*PROBLEM TO SOLVE*: Copy each line holding the string "oqmd".

(Figure contents as structured data)
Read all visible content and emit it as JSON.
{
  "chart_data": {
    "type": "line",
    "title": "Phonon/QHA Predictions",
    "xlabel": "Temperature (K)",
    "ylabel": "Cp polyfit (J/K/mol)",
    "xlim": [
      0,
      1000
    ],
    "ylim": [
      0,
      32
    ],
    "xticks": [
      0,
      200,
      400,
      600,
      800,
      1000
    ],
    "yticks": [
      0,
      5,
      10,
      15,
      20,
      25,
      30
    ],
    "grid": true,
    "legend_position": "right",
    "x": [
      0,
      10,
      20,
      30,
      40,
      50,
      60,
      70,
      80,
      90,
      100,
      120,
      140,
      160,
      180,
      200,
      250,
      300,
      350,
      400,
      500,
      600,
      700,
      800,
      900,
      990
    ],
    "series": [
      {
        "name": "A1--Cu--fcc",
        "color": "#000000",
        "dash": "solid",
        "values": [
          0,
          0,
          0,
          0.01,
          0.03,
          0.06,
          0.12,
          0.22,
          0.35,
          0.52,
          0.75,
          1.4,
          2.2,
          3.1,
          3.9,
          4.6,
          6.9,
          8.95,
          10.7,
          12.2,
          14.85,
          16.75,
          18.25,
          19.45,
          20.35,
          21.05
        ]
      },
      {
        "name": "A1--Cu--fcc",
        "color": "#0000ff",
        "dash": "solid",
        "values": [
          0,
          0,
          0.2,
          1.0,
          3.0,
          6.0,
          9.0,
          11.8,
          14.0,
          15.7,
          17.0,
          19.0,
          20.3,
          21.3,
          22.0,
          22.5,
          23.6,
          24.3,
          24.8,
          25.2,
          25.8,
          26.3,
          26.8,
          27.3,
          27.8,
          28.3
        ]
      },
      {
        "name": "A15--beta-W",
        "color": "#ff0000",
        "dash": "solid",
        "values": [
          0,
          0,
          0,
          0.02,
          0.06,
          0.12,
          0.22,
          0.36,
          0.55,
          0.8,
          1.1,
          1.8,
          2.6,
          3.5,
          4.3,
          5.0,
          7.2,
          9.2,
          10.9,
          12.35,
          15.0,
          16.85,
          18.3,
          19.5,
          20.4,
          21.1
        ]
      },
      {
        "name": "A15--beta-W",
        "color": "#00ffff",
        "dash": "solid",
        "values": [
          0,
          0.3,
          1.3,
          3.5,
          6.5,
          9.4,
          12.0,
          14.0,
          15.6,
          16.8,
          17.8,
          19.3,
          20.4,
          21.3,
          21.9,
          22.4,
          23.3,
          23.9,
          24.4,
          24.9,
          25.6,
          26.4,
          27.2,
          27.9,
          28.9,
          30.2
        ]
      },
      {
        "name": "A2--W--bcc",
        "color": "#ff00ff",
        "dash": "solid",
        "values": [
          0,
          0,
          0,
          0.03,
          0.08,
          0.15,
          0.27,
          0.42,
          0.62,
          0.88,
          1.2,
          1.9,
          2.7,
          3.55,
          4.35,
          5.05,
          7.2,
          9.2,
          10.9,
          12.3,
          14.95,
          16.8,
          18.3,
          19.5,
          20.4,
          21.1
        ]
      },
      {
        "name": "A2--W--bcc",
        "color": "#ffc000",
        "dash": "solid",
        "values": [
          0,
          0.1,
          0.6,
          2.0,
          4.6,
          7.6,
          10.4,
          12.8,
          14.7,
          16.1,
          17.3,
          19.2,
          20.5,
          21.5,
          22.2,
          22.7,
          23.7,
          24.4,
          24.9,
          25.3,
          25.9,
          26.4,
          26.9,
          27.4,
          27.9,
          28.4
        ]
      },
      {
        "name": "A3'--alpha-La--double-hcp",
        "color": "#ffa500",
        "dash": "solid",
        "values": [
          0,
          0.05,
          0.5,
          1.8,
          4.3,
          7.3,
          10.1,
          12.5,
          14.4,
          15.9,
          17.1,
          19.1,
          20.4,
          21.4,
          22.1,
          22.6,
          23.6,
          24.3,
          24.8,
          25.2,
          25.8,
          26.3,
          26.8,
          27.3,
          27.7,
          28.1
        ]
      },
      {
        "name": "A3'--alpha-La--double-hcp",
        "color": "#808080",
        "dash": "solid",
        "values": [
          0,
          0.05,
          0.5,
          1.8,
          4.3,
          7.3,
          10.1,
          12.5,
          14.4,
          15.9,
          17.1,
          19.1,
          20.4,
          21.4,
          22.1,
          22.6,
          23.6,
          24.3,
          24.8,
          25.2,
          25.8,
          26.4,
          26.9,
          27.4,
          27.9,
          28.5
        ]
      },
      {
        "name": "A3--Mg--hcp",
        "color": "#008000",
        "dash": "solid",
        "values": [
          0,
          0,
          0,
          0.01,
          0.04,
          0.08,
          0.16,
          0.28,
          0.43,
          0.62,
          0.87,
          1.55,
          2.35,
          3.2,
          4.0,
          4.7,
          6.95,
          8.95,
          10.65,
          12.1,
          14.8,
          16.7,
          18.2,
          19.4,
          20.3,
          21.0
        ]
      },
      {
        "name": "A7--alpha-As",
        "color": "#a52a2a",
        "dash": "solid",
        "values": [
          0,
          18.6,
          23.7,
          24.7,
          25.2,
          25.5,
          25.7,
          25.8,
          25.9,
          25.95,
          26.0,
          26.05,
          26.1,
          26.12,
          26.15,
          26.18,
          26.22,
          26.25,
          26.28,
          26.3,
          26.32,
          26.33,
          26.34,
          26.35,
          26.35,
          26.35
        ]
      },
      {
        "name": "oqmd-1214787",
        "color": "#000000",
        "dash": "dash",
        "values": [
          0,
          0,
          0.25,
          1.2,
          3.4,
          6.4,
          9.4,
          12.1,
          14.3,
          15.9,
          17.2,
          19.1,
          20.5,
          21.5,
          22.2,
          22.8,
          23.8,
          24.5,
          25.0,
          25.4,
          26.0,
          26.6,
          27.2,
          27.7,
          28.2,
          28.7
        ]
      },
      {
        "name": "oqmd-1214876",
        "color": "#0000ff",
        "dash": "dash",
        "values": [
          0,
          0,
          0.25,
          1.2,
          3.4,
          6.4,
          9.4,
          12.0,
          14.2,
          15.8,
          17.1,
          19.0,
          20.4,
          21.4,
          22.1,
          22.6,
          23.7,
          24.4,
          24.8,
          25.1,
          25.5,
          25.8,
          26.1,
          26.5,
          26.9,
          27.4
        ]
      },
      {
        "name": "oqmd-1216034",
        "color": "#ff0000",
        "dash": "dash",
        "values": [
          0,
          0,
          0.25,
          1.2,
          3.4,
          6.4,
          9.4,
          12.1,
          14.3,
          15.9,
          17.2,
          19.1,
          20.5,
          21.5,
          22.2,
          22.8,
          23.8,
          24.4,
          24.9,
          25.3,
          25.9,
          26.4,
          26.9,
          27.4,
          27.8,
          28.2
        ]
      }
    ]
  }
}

*REPLY TO THE EXERCISE*:
        "name": "oqmd-1214787",
        "name": "oqmd-1214876",
        "name": "oqmd-1216034",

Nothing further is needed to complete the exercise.